-------- Given information --------
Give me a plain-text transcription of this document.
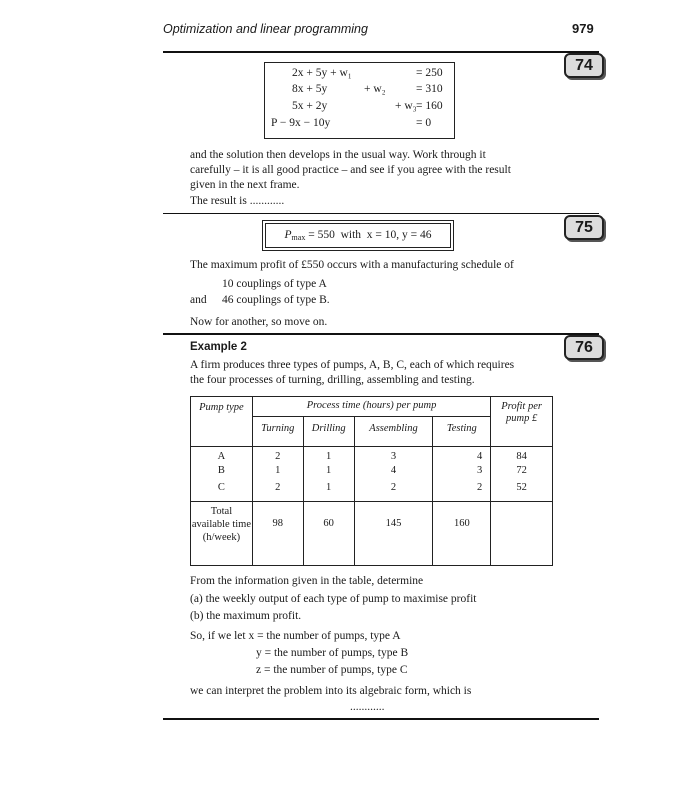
Optimization and linear programming	979
74
2x + 5y + w₁	= 250
8x + 5y	+ w₂	= 310
5x + 2y	+ w₃ = 160
P − 9x − 10y	= 0
and the solution then develops in the usual way. Work through it
carefully – it is all good practice – and see if you agree with the result
given in the next frame.
The result is ............
75
$P_{max} = 550$  with  x = 10, y = 46
The maximum profit of £550 occurs with a manufacturing schedule of
10 couplings of type A
and 46 couplings of type B.
Now for another, so move on.
76
Example 2
A firm produces three types of pumps, A, B, C, each of which requires
the four processes of turning, drilling, assembling and testing.
Pump type	Process time (hours) per pump				Profit per pump £
	Turning	Drilling	Assembling	Testing	
A	2	1	3	4	84
B	1	1	4	3	72
C	2	1	2	2	52
Total available time (h/week)	98	60	145	160	
From the information given in the table, determine
(a) the weekly output of each type of pump to maximise profit
(b) the maximum profit.
So, if we let x = the number of pumps, type A
y = the number of pumps, type B
z = the number of pumps, type C
we can interpret the problem into its algebraic form, which is
............
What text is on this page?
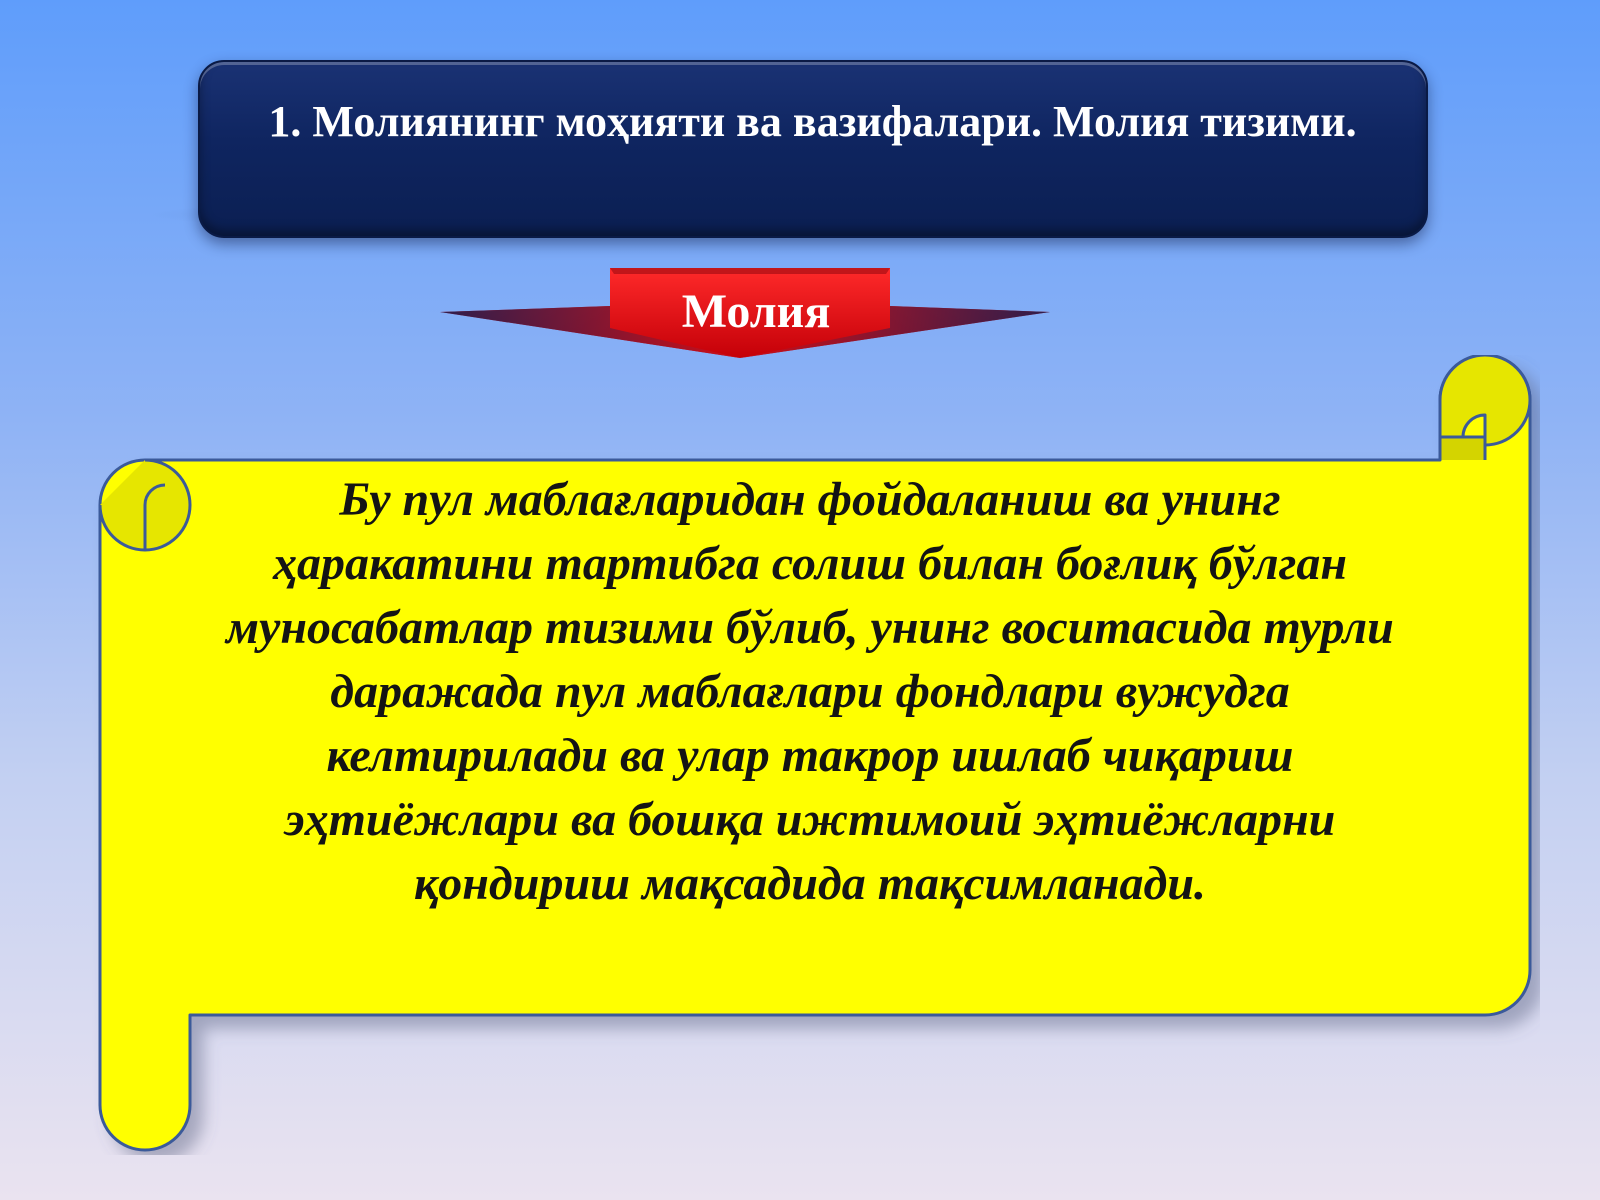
1. Молиянинг моҳияти ва вазифалари. Молия тизими.
Молия
Бу пул маблағларидан фойдаланиш ва унинг ҳаракатини тартибга солиш билан боғлиқ бўлган муносабатлар тизими бўлиб, унинг воситасида турли даражада пул маблағлари фондлари вужудга келтирилади ва улар такрор ишлаб чиқариш эҳтиёжлари ва бошқа ижтимоий эҳтиёжларни қондириш мақсадида тақсимланади.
--------
## Exercise
Using the data above, print every line exactly, omitting pictures.

## Reply
Give me a plain-text transcription of this document.
Optimization and linear programming	979
74
2x + 5y + w₁	= 250
8x + 5y	+ w₂	= 310
5x + 2y	+ w₃ = 160
P − 9x − 10y	= 0
and the solution then develops in the usual way. Work through it
carefully – it is all good practice – and see if you agree with the result
given in the next frame.
The result is ............
75
$P_{max} = 550$  with  x = 10, y = 46
The maximum profit of £550 occurs with a manufacturing schedule of
10 couplings of type A
and 46 couplings of type B.
Now for another, so move on.
76
Example 2
A firm produces three types of pumps, A, B, C, each of which requires
the four processes of turning, drilling, assembling and testing.
Pump type	Process time (hours) per pump				Profit per pump £
	Turning	Drilling	Assembling	Testing	
A	2	1	3	4	84
B	1	1	4	3	72
C	2	1	2	2	52
Total available time (h/week)	98	60	145	160	
From the information given in the table, determine
(a) the weekly output of each type of pump to maximise profit
(b) the maximum profit.
So, if we let x = the number of pumps, type A
y = the number of pumps, type B
z = the number of pumps, type C
we can interpret the problem into its algebraic form, which is
............
What text is on this page?
1. Молиянинг моҳияти ва вазифалари. Молия тизими.
Молия
Бу пул маблағларидан фойдаланиш ва унинг ҳаракатини тартибга солиш билан боғлиқ бўлган муносабатлар тизими бўлиб, унинг воситасида турли даражада пул маблағлари фондлари вужудга келтирилади ва улар такрор ишлаб чиқариш эҳтиёжлари ва бошқа ижтимоий эҳтиёжларни қондириш мақсадида тақсимланади.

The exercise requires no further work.